## Stated problem
Gather up the lines that contain "maga".

[Collected data]
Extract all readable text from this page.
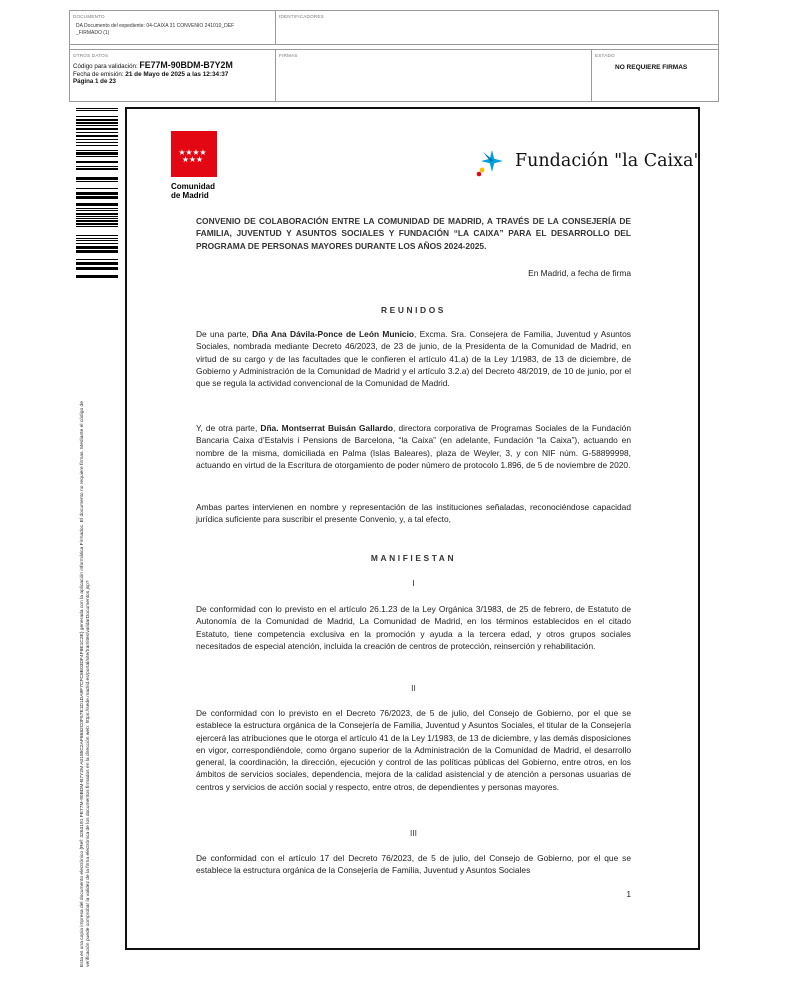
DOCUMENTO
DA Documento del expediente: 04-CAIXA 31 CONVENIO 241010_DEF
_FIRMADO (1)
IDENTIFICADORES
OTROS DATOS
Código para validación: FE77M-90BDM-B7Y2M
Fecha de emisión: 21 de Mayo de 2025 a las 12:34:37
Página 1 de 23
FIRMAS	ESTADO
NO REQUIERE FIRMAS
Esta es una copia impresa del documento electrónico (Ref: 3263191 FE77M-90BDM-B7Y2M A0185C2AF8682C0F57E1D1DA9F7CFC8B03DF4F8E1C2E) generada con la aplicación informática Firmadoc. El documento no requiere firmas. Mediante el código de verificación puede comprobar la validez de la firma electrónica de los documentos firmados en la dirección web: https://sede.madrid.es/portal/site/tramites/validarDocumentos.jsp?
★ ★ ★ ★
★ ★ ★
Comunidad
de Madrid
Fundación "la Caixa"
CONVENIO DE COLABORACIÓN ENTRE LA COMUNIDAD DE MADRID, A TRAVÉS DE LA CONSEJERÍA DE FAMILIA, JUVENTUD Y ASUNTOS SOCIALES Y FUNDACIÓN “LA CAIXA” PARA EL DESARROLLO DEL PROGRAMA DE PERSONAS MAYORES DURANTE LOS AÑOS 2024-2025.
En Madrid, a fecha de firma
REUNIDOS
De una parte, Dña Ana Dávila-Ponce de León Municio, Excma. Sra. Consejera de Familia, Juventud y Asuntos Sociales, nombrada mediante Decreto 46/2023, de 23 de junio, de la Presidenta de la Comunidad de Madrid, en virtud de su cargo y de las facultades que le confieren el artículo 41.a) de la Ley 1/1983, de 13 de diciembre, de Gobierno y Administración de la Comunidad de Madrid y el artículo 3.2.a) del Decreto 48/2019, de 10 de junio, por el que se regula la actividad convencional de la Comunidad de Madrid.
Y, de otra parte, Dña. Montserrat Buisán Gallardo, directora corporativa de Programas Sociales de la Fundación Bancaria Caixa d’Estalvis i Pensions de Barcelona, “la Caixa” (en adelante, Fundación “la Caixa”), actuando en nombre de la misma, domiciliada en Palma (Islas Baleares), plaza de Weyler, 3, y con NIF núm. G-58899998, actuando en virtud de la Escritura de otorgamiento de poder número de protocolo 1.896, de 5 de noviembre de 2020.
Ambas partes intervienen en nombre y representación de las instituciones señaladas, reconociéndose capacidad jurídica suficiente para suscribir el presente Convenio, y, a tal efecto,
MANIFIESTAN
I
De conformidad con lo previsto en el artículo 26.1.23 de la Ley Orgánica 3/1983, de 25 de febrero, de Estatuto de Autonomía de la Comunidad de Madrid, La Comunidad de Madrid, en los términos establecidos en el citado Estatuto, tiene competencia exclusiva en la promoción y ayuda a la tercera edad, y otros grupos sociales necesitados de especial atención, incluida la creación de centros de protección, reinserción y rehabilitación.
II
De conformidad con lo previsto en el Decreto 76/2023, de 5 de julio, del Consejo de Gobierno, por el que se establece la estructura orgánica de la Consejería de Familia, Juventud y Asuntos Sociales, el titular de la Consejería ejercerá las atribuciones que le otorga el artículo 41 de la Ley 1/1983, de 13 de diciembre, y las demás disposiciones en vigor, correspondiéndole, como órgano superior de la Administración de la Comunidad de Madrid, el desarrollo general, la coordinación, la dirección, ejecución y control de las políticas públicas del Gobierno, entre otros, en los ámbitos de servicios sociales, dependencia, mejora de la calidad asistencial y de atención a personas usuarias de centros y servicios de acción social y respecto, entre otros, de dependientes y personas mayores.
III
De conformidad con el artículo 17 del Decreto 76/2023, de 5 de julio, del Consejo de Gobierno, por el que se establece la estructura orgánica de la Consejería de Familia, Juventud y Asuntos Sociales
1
...
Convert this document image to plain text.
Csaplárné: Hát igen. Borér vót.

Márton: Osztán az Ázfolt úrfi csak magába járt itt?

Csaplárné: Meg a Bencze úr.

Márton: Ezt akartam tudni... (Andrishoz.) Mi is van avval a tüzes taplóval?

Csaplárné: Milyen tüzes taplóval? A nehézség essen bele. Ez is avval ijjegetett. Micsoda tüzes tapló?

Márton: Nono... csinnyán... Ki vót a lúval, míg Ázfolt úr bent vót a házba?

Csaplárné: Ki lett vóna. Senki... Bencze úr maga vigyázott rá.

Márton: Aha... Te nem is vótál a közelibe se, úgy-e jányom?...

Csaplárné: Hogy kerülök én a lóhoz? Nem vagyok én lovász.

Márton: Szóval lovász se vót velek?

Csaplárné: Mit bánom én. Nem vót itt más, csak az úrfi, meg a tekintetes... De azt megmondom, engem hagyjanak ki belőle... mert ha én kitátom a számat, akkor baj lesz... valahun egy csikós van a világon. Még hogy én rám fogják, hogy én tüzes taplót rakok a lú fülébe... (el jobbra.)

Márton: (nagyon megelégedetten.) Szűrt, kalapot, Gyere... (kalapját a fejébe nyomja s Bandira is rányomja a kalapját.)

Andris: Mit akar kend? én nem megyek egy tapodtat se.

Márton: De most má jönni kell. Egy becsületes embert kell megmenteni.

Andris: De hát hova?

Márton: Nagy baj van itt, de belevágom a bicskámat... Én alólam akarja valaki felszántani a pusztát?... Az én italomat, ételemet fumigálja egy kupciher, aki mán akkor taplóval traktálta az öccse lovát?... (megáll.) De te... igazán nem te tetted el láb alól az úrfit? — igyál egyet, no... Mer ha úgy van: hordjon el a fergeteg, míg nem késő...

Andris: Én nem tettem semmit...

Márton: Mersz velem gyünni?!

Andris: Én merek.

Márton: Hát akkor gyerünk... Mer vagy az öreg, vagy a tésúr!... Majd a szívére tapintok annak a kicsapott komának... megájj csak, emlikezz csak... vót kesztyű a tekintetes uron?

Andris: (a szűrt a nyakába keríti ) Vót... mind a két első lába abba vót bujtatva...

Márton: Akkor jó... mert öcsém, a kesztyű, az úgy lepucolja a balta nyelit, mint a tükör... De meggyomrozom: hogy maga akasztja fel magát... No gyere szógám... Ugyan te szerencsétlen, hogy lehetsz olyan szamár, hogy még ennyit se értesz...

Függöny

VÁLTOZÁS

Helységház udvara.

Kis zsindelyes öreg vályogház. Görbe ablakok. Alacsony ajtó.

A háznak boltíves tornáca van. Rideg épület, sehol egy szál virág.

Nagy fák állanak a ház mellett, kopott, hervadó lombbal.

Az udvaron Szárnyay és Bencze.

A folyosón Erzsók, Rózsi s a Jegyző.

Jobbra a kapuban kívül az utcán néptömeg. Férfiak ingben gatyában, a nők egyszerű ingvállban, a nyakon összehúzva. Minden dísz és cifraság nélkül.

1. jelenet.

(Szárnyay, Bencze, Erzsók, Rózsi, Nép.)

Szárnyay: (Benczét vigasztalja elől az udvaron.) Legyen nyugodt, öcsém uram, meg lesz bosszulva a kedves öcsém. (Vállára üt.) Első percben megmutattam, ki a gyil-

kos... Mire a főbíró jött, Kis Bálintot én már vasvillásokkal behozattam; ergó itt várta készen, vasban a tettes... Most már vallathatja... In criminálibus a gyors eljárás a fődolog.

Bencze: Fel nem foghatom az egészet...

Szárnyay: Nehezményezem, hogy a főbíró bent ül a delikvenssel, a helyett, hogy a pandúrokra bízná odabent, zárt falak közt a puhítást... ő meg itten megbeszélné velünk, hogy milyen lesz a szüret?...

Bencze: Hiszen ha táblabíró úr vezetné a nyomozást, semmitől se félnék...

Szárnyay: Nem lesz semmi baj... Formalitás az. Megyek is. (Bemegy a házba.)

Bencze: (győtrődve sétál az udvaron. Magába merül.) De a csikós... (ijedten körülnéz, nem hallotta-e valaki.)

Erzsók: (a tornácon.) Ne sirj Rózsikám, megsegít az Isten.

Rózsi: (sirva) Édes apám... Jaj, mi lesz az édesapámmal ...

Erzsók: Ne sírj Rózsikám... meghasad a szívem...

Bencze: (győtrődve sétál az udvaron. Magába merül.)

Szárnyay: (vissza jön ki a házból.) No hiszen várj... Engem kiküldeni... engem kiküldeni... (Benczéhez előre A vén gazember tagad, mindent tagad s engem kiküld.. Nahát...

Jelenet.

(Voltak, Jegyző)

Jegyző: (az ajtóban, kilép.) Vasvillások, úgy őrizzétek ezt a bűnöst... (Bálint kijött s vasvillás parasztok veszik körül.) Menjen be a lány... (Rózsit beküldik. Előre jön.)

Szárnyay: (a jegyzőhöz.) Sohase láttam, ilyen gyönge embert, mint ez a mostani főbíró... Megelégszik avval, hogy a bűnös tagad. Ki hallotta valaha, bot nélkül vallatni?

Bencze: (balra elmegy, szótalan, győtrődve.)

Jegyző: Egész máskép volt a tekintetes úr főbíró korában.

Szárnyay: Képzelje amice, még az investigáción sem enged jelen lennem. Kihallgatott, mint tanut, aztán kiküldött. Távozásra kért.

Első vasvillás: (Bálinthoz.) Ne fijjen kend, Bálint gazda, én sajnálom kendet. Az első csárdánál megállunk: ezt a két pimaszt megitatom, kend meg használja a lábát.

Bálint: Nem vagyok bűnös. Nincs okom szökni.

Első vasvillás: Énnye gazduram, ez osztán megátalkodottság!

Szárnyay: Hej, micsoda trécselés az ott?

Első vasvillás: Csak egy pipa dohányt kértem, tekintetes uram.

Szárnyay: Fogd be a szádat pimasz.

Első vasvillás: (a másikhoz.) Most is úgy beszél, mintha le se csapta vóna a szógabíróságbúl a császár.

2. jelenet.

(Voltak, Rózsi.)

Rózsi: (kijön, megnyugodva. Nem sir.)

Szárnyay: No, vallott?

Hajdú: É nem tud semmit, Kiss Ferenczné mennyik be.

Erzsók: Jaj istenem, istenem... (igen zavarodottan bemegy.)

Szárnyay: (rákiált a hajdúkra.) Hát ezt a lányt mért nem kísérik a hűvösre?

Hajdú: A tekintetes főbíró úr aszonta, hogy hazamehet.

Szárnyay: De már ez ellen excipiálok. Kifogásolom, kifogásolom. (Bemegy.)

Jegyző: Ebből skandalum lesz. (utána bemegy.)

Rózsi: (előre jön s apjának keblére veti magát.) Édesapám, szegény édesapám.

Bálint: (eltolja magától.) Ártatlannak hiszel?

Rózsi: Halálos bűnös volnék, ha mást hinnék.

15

## Answer to this task
Csaplárné: Ki lett vóna. Senki... Bencze úr maga vigyázott rá.
Márton: Akkor jó... mert öcsém, a kesztyű, az úgy lepucolja a balta nyelit, mint a tükör... De meggyomrozom: hogy maga akasztja fel magát... No gyere szógám... Ugyan te szerencsétlen, hogy lehetsz olyan szamár, hogy még ennyit se értesz...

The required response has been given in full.